Exercise objective >>
Copy every line of the records below verbatim, leaving out the pictures.

********************

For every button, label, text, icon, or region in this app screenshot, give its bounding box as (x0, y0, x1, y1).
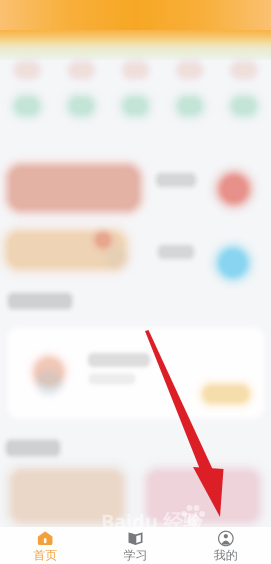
button[interactable]: 我的 (181, 527, 271, 564)
staticText: 我的 (214, 548, 238, 563)
button[interactable]: 学习 (90, 527, 181, 564)
button[interactable]: 首页 (0, 527, 90, 564)
staticText: 学习 (124, 548, 148, 563)
staticText: Baidu 经验 (101, 508, 203, 534)
staticText: 首页 (33, 548, 57, 563)
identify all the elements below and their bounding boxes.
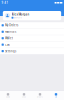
staticText: Orders — [37, 96, 43, 98]
staticText: ID 8842013 — [14, 17, 22, 19]
staticText: Favorites — [5, 30, 16, 34]
button[interactable]: Me — [48, 92, 64, 99]
staticText: Home — [6, 96, 10, 98]
staticText: Cart — [5, 43, 10, 46]
button[interactable]: Home — [0, 92, 16, 99]
staticText: Settings — [5, 49, 16, 53]
button[interactable]: Alex Morgan — [3, 11, 61, 20]
button[interactable]: Cart — [0, 41, 64, 48]
staticText: 9:41 — [2, 1, 9, 4]
staticText: Me — [55, 96, 57, 98]
staticText: Alex Morgan — [12, 13, 30, 16]
staticText: My Orders — [5, 24, 18, 27]
button[interactable]: Orders — [32, 92, 48, 99]
staticText: Wallet — [5, 36, 13, 40]
button[interactable]: Wallet — [0, 35, 64, 41]
button[interactable]: Favorites — [0, 28, 64, 35]
button[interactable]: Settings — [0, 48, 64, 54]
button[interactable]: Shop — [16, 92, 32, 99]
button[interactable]: My Orders — [0, 22, 64, 28]
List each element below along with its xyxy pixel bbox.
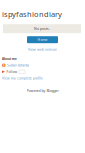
- button[interactable]: B: [2, 63, 29, 68]
- staticText: View my complete profile: [2, 76, 43, 80]
- staticText: ispyfashiondiary: [2, 9, 62, 19]
- staticText: No posts.: [34, 26, 50, 31]
- button[interactable]: View web version: [28, 47, 57, 52]
- staticText: About me: [2, 57, 17, 61]
- staticText: View web version: [28, 47, 57, 52]
- staticText: Home: [38, 37, 48, 42]
- button[interactable]: View my complete profile: [2, 76, 43, 80]
- staticText: B: [3, 63, 5, 67]
- staticText: Powered by Blogger: [26, 88, 58, 93]
- staticText: Sultan Bifanta: [7, 63, 29, 68]
- button[interactable]: Home: [27, 36, 58, 43]
- staticText: Follow: [6, 70, 18, 74]
- button[interactable]: Follow: [2, 70, 25, 74]
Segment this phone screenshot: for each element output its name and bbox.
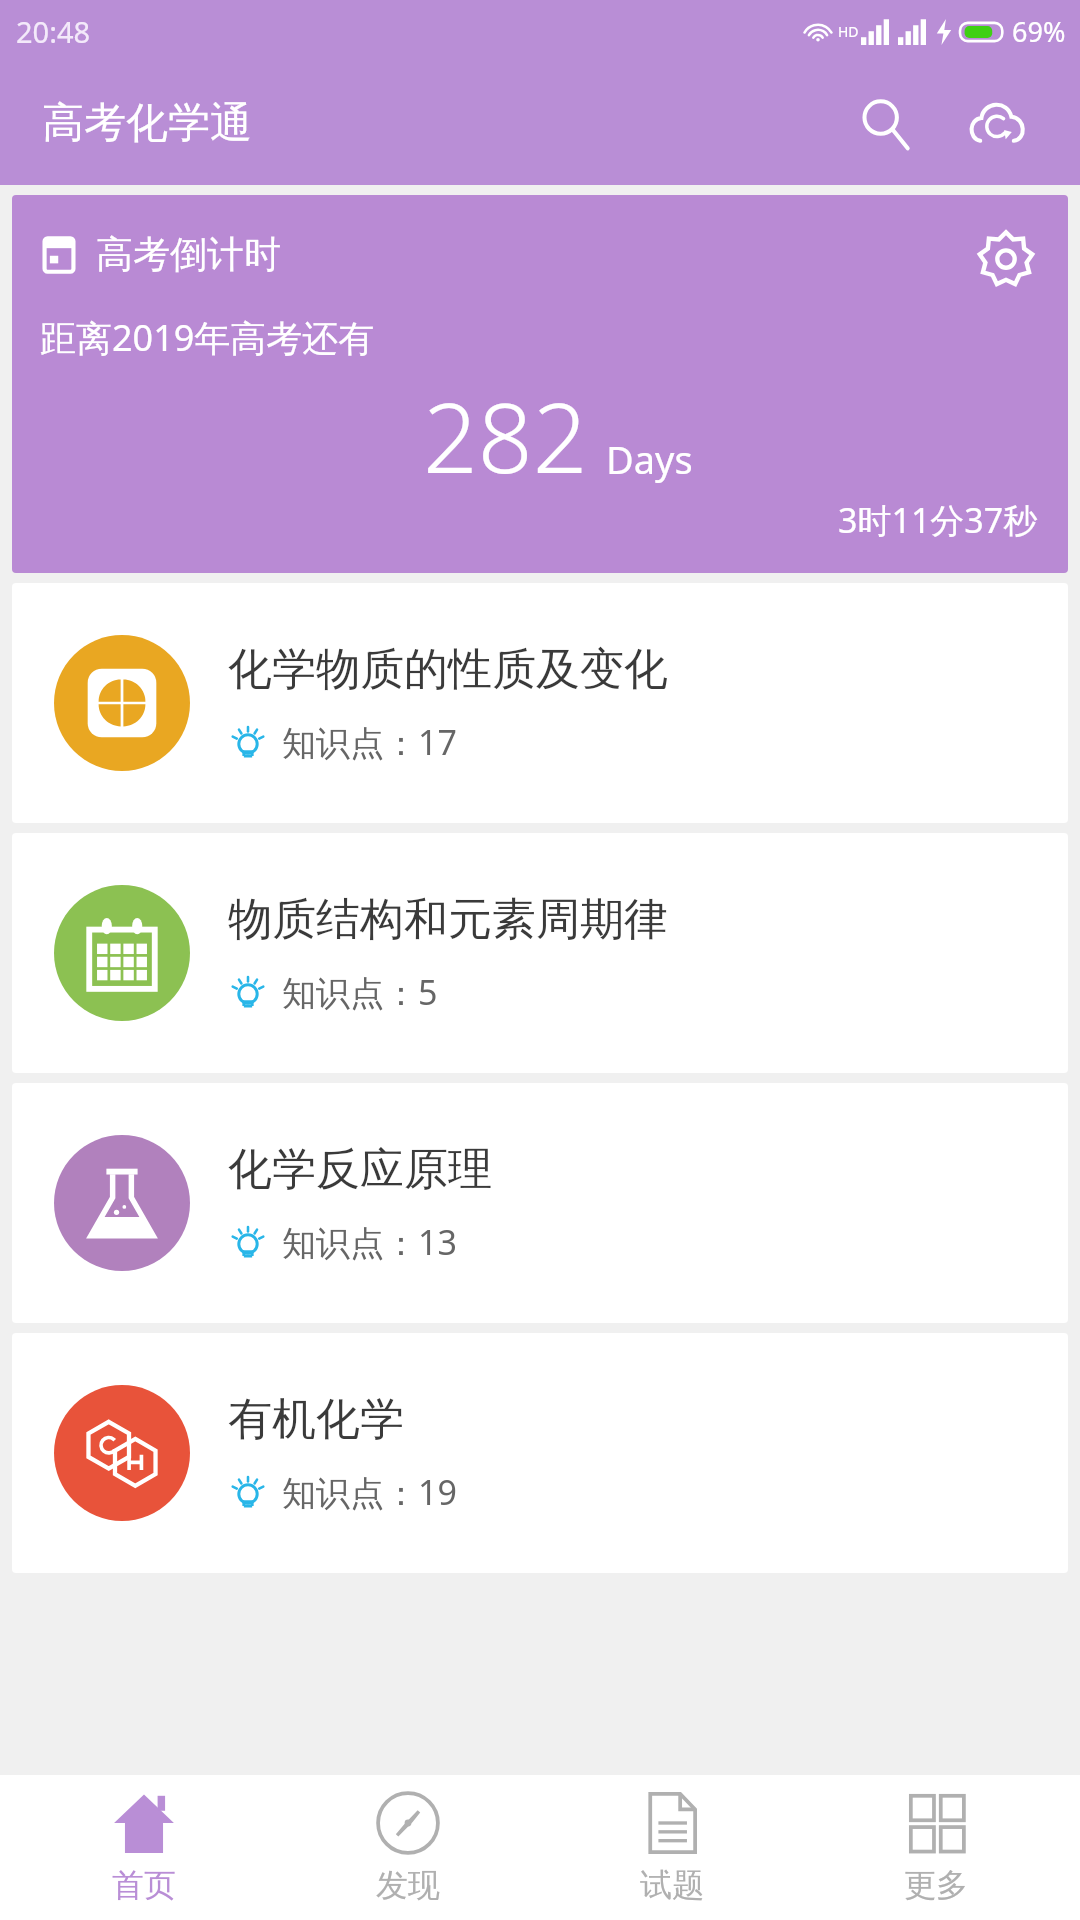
staticText: 试题	[640, 1865, 704, 1905]
staticText: 化学物质的性质及变化	[228, 642, 668, 697]
button[interactable]: Settings	[970, 223, 1042, 295]
button[interactable]: 高考倒计时	[12, 195, 1068, 573]
button[interactable]: 更多	[816, 1775, 1056, 1920]
staticText: HD	[838, 22, 859, 41]
staticText: 化学反应原理	[228, 1142, 492, 1197]
staticText: 知识点：5	[282, 969, 438, 1015]
button[interactable]: Sync	[954, 81, 1040, 167]
staticText: 3时11分37秒	[838, 497, 1038, 543]
button[interactable]: 化学反应原理	[12, 1083, 1068, 1323]
staticText: 知识点：13	[282, 1219, 457, 1265]
button[interactable]: Search	[842, 81, 928, 167]
staticText: 首页	[112, 1865, 176, 1905]
staticText: 高考倒计时	[96, 231, 281, 278]
button[interactable]: 首页	[24, 1775, 264, 1920]
staticText: 物质结构和元素周期律	[228, 892, 668, 947]
staticText: 69%	[1012, 13, 1066, 50]
staticText: 发现	[376, 1865, 440, 1905]
button[interactable]: 发现	[288, 1775, 528, 1920]
staticText: 知识点：19	[282, 1469, 457, 1515]
staticText: 距离2019年高考还有	[40, 313, 375, 362]
staticText: 更多	[904, 1865, 968, 1905]
staticText: 高考化学通	[42, 97, 252, 150]
staticText: 20:48	[16, 12, 91, 51]
button[interactable]: 化学物质的性质及变化	[12, 583, 1068, 823]
button[interactable]: 物质结构和元素周期律	[12, 833, 1068, 1073]
staticText: 知识点：17	[282, 719, 457, 765]
staticText: Days	[606, 433, 693, 485]
staticText: 282	[423, 370, 588, 501]
button[interactable]: 有机化学	[12, 1333, 1068, 1573]
staticText: 有机化学	[228, 1392, 404, 1447]
button[interactable]: 试题	[552, 1775, 792, 1920]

********************

Task solution >>
For every button, label, text, icon, or region in this app screenshot, give its bounding box as (x0, y0, x1, y1).
button[interactable]: 我的 (181, 527, 271, 564)
staticText: 我的 (214, 548, 238, 563)
button[interactable]: 学习 (90, 527, 181, 564)
button[interactable]: 首页 (0, 527, 90, 564)
staticText: 学习 (124, 548, 148, 563)
staticText: Baidu 经验 (101, 508, 203, 534)
staticText: 首页 (33, 548, 57, 563)
identify all the elements below and their bounding boxes.
staticText: Orders — [37, 96, 43, 98]
staticText: ID 8842013 — [14, 17, 22, 19]
staticText: Favorites — [5, 30, 16, 34]
button[interactable]: Me — [48, 92, 64, 99]
staticText: Home — [6, 96, 10, 98]
staticText: Cart — [5, 43, 10, 46]
button[interactable]: Home — [0, 92, 16, 99]
staticText: Settings — [5, 49, 16, 53]
button[interactable]: Alex Morgan — [3, 11, 61, 20]
button[interactable]: Cart — [0, 41, 64, 48]
staticText: 9:41 — [2, 1, 9, 4]
staticText: Me — [55, 96, 57, 98]
staticText: Alex Morgan — [12, 13, 30, 16]
staticText: My Orders — [5, 24, 18, 27]
button[interactable]: Orders — [32, 92, 48, 99]
staticText: Wallet — [5, 36, 13, 40]
button[interactable]: Wallet — [0, 35, 64, 41]
button[interactable]: Favorites — [0, 28, 64, 35]
button[interactable]: Settings — [0, 48, 64, 54]
button[interactable]: Shop — [16, 92, 32, 99]
button[interactable]: My Orders — [0, 22, 64, 28]
List each element below along with its xyxy pixel bbox.
- button[interactable]: B: [2, 63, 29, 68]
- staticText: View my complete profile: [2, 76, 43, 80]
- staticText: ispyfashiondiary: [2, 9, 62, 19]
- staticText: No posts.: [34, 26, 50, 31]
- button[interactable]: View web version: [28, 47, 57, 52]
- staticText: About me: [2, 57, 17, 61]
- staticText: View web version: [28, 47, 57, 52]
- staticText: Home: [38, 37, 48, 42]
- button[interactable]: View my complete profile: [2, 76, 43, 80]
- staticText: B: [3, 63, 5, 67]
- staticText: Powered by Blogger: [26, 88, 58, 93]
- staticText: Sultan Bifanta: [7, 63, 29, 68]
- button[interactable]: Home: [27, 36, 58, 43]
- staticText: Follow: [6, 70, 18, 74]
- button[interactable]: Follow: [2, 70, 25, 74]
Segment this phone screenshot: for each element output its name and bbox.
staticText: 试题	[640, 1865, 704, 1905]
staticText: 化学物质的性质及变化	[228, 642, 668, 697]
button[interactable]: Settings	[970, 223, 1042, 295]
button[interactable]: 高考倒计时	[12, 195, 1068, 573]
button[interactable]: 更多	[816, 1775, 1056, 1920]
staticText: HD	[838, 22, 859, 41]
staticText: 化学反应原理	[228, 1142, 492, 1197]
staticText: 知识点：5	[282, 969, 438, 1015]
button[interactable]: Sync	[954, 81, 1040, 167]
staticText: 3时11分37秒	[838, 497, 1038, 543]
button[interactable]: 化学反应原理	[12, 1083, 1068, 1323]
staticText: 知识点：13	[282, 1219, 457, 1265]
button[interactable]: Search	[842, 81, 928, 167]
staticText: 首页	[112, 1865, 176, 1905]
staticText: 高考倒计时	[96, 231, 281, 278]
button[interactable]: 首页	[24, 1775, 264, 1920]
staticText: 物质结构和元素周期律	[228, 892, 668, 947]
staticText: 69%	[1012, 13, 1066, 50]
staticText: 发现	[376, 1865, 440, 1905]
button[interactable]: 发现	[288, 1775, 528, 1920]
staticText: 知识点：19	[282, 1469, 457, 1515]
staticText: 距离2019年高考还有	[40, 313, 375, 362]
staticText: 更多	[904, 1865, 968, 1905]
staticText: 高考化学通	[42, 97, 252, 150]
staticText: 20:48	[16, 12, 91, 51]
button[interactable]: 化学物质的性质及变化	[12, 583, 1068, 823]
button[interactable]: 物质结构和元素周期律	[12, 833, 1068, 1073]
staticText: 知识点：17	[282, 719, 457, 765]
staticText: Days	[606, 433, 693, 485]
staticText: 282	[423, 370, 588, 501]
button[interactable]: 有机化学	[12, 1333, 1068, 1573]
staticText: 有机化学	[228, 1392, 404, 1447]
button[interactable]: 试题	[552, 1775, 792, 1920]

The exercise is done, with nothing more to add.